* **GIVEN REQUEST**
From the start of the listing through the line containing "The post 10 is at (558, 548).", inclusive, give each line as one string in a JSON list, skipping blank lines and leaving out the pictures.

#### DATASET ENTRIES ####

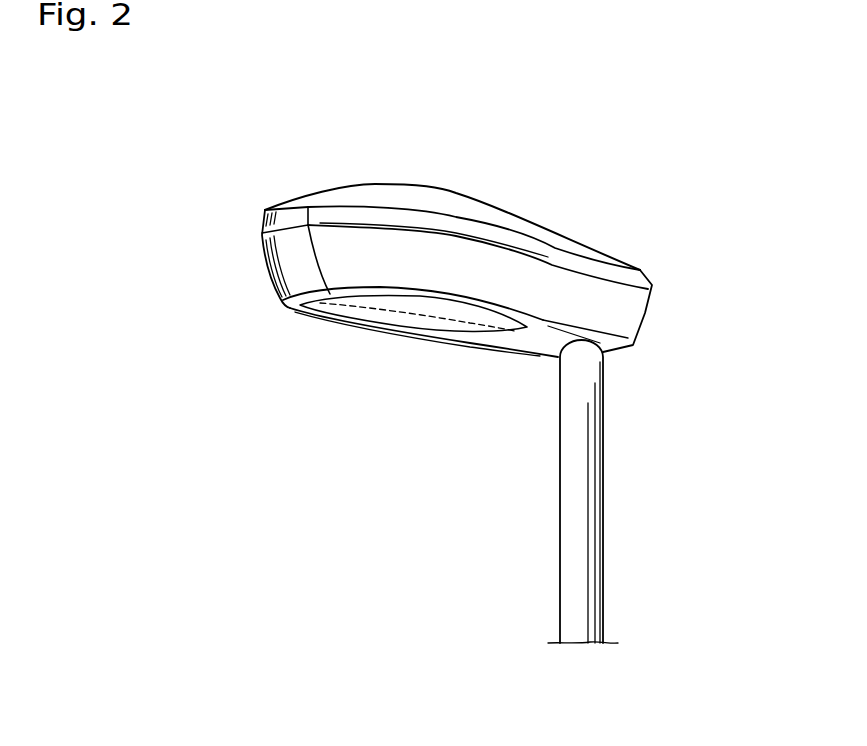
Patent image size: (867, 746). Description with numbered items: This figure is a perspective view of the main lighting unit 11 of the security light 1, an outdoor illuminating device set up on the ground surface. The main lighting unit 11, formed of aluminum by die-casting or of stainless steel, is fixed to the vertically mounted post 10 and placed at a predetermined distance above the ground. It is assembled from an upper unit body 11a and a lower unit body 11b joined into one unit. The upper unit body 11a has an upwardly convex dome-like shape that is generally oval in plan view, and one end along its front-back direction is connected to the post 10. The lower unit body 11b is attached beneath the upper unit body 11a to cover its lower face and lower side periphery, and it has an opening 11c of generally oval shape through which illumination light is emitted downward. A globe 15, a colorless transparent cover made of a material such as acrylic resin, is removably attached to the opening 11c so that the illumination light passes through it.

The security light 1 is at (190, 181).
The post 10 is at (558, 548).
The main lighting unit 11 is at (573, 208).
The upper unit body 11a is at (452, 194).
The lower unit body 11b is at (275, 298).
The opening 11c is at (432, 338).
The globe 15 is at (338, 320).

####

* **OUTPUT FOR THIS EXERCISE**
[
  "Patent image size: (867, 746). Description with numbered items: This figure is a perspective view of the main lighting unit 11 of the security light 1, an outdoor illuminating device set up on the ground surface. The main lighting unit 11, formed of aluminum by die-casting or of stainless steel, is fixed to the vertically mounted post 10 and placed at a predetermined distance above the ground. It is assembled from an upper unit body 11a and a lower unit body 11b joined into one unit. The upper unit body 11a has an upwardly convex dome-like shape that is generally oval in plan view, and one end along its front-back direction is connected to the post 10. The lower unit body 11b is attached beneath the upper unit body 11a to cover its lower face and lower side periphery, and it has an opening 11c of generally oval shape through which illumination light is emitted downward. A globe 15, a colorless transparent cover made of a material such as acrylic resin, is removably attached to the opening 11c so that the illumination light passes through it.",
  "The security light 1 is at (190, 181).",
  "The post 10 is at (558, 548)."
]